* TEXT:
Chapter 1 Introduction
1.1 Syllabus and Background
1.1.1 Basics
Review the course syllabus. Fill out info sheets:
- name
- field
- statistics background
- computing background
1.1.2 Homework
Some problems will cover ideas not covered in class.
Working together is OK.
Try to work on your own.
Your write-up must be your own.
Do not use solutions from previous years.
1.1.3 Project
Find a topic you are interested in.
Written report plus possibly some form of presentation.
1.1.4 Ask Questions
Ask questions if you are confused or think a point needs more discussion.
Questions can lead to interesting discussions.
1.2 Computational Tools
1.2.1 Computers and Operating Systems
We will use software available on the Linux workstations in the Mathematical Sciences labs (Schaeffer 346 in particular).
Most things we will do can be done remotely by using ssh
to log into one of the machines in Schaeffer 346 using ssh
. These machines are
l-lnx2<xy>.stat.uiowa.edu
with <xy>
= 00, 01, 02, …, 19.
You can also access the CLAS Linux systems using a browser at
This connects you to one of several servers.
- It is OK to run small jobs on these servers.
- For larger jobs you should log into one of the lab machines.
Most of the software we will use is available free for installing on any Linux, Mac OS X, or Windows computer.
You are free to use any computer you like, but I will be more likely to be able to help you resolve problems you run into if you are using the lab computers.
1.2.2 Git and GitLab
Git is a version control system that is very useful for keeping track of revision history and for collaboration.
We will be using the University’s GitLab server. Today you should log into the page http://research-git.uiowa.edu with your HawkID.
I will then create a repository for you to use within the class group.
A brief introduction to Git is available.
1.2.3 What You Will Need
You will need to know how to
- run R
- Compile and run C programs
Other Tools you may need:
- text editor
- command shell
make
,grep
, etc.

* DATA SHOWN:

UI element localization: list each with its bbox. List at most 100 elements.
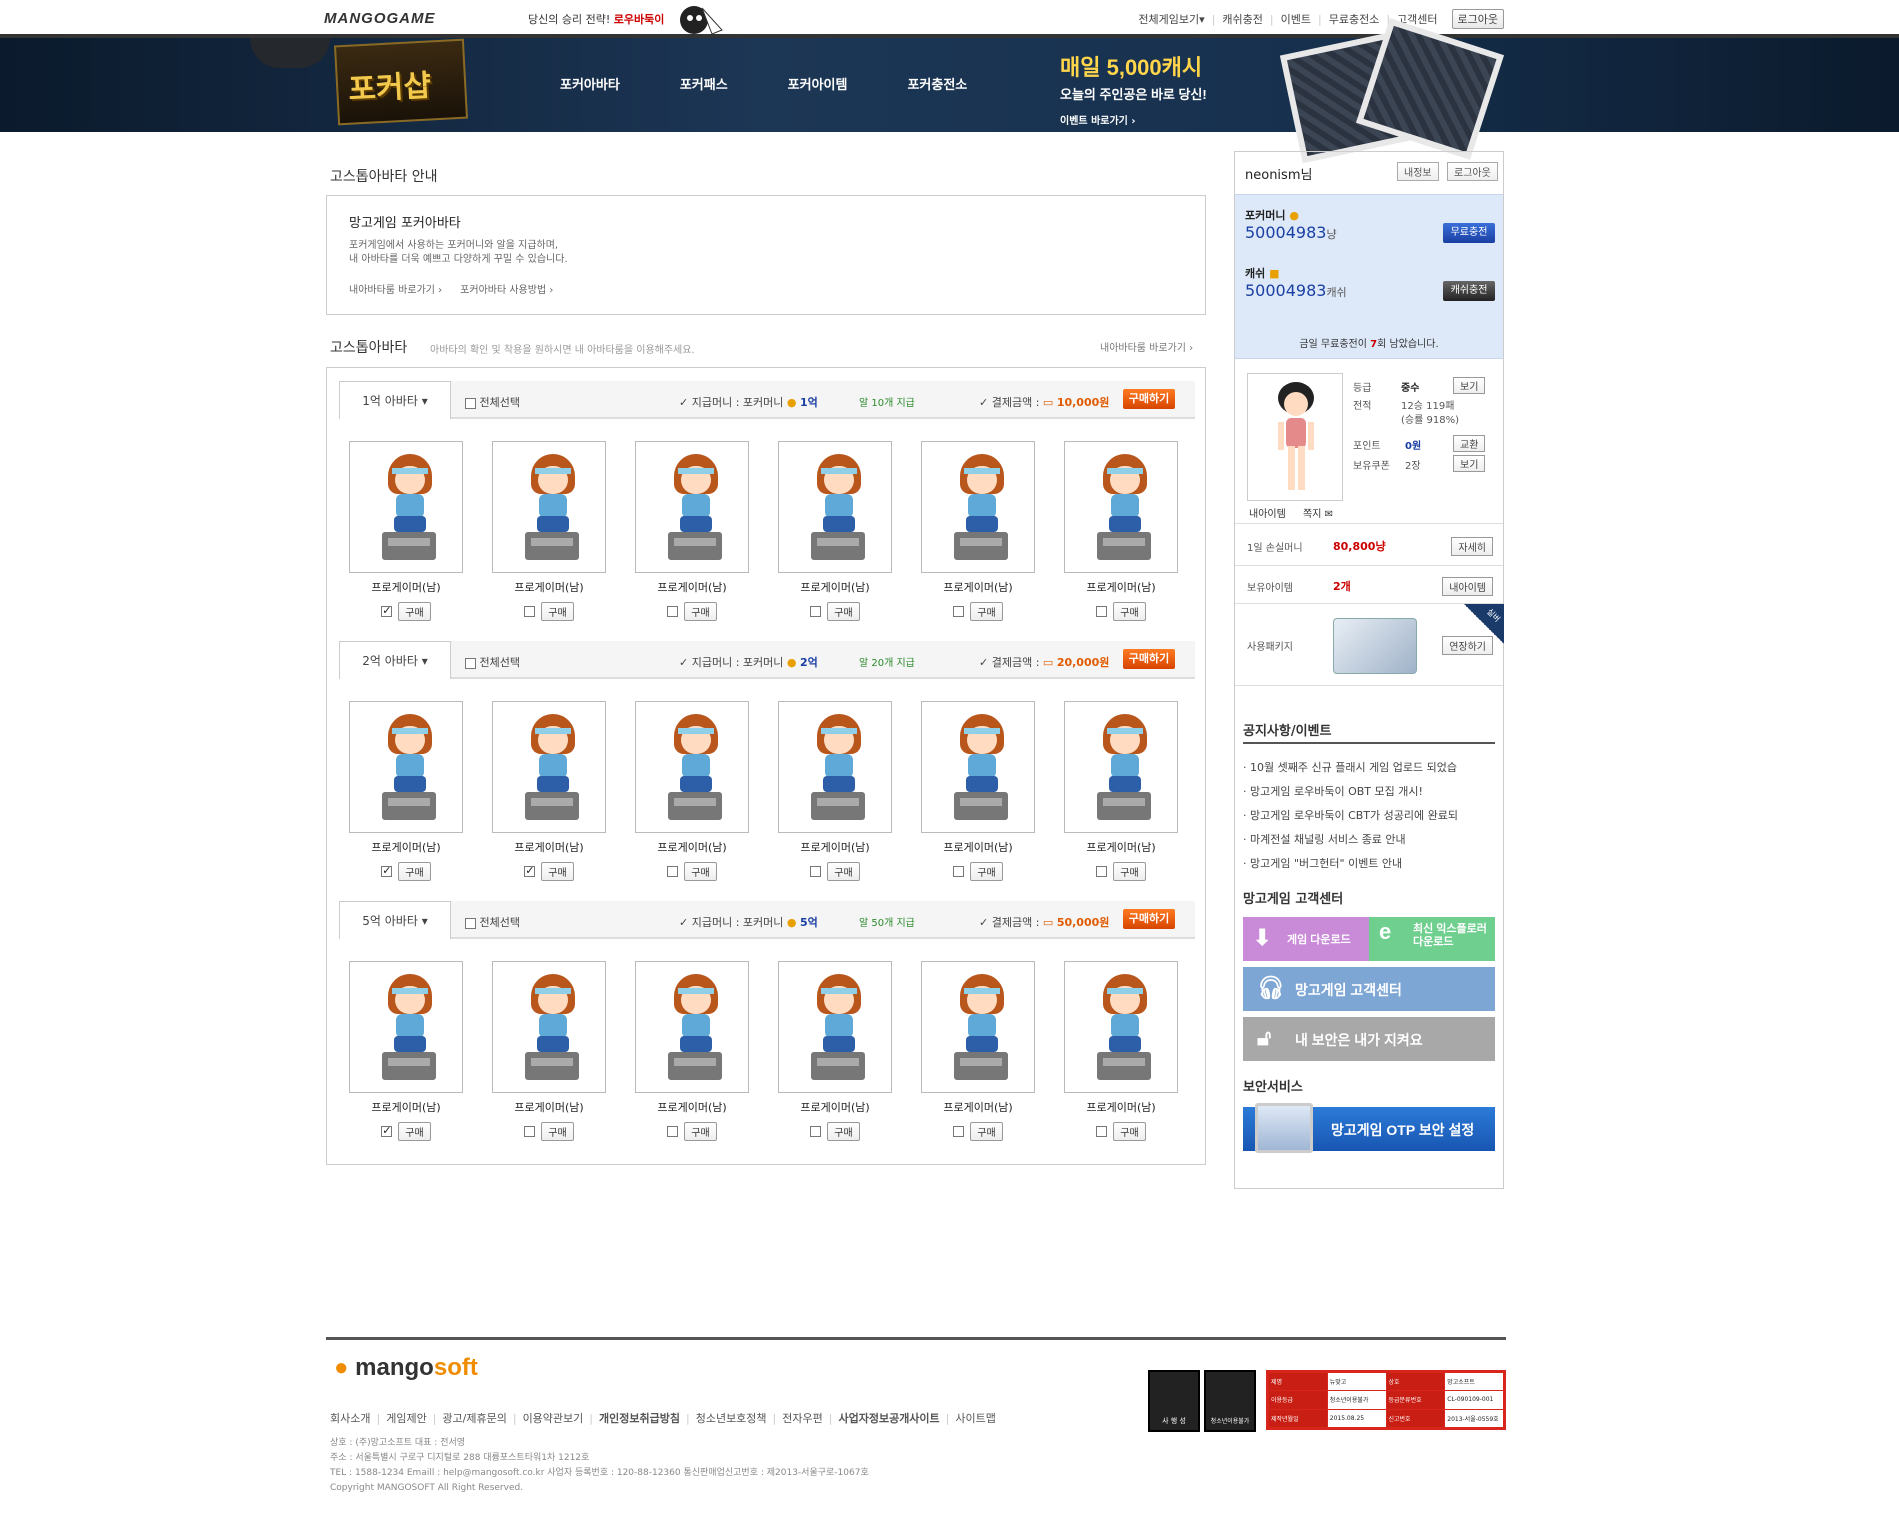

* SET PROBLEM: Carry the course introduction forward from its last line, keeping its outline style.

* EXERCISE RESPONSE:
Many people like to use RStudio for working with R as well as C.
1.2.4 Class Web Pages
The class web page contains some pointers to available tools and documentation. It will be updated throughout the semester.
Reading assignments and homework will be posted on the class web pages.
1.2.5 Computing Account Setup: Do This Today!
Make sure you are able to log into the CLAS Linux systems with your HawkID and password.
The resources page provides some pointers on how to do this. If you cannot, please let me know immediately.
If you have not done so already, log into the page http://research-git.uiowa.edu with your HawkID to activate your GitLab account.
1.3 Computational Statistics, Statistical Computing, and Data Science
Computational Statistics: Statistical procedures that depend heavily on computation.
- Statistical graphics
- Bootstrap
- MCMC
- Smoothing
- Machine lerning
- …
Statistical Computing: Computational tools for data analysis.
- Numerical analysis
- Optimization
- Design of statistical languages
- Graphical tools and methods
- …
Data Science: A more recent term, covering areas like
- Accessing and cleaning data
- Working with big data
- Working with complex and non-standard data
- Machine learning methods
- Graphics and visualization
- …
Overlap: The division is not sharp; some consider the these terms to be equivalent.
1.4 Course Topics
The course will cover, in varying levels of detail, a selection from these topics in Computational Statistics, Statistical Computing, and Data Science:
- basics of computer organization
- data technologies
- graphical methods and visualization
- random variate generation
- design and analysis of simulation experiments
- bootstrap
- Markov chain Monte Carlo
- basics of computer arithmetic
- numerical linear algebra
- optimization algorithms for model fitting
- smoothing
- machine learning and data mining
- parallel computing in statistics
- symbolic computation
- use and design of high level languages
Some topics will be explored in class, some in homework assignments.
Many could fill an entire course; we will only scratch the surface.
Your project is an opportunity to go into more depth on one or more of these areas.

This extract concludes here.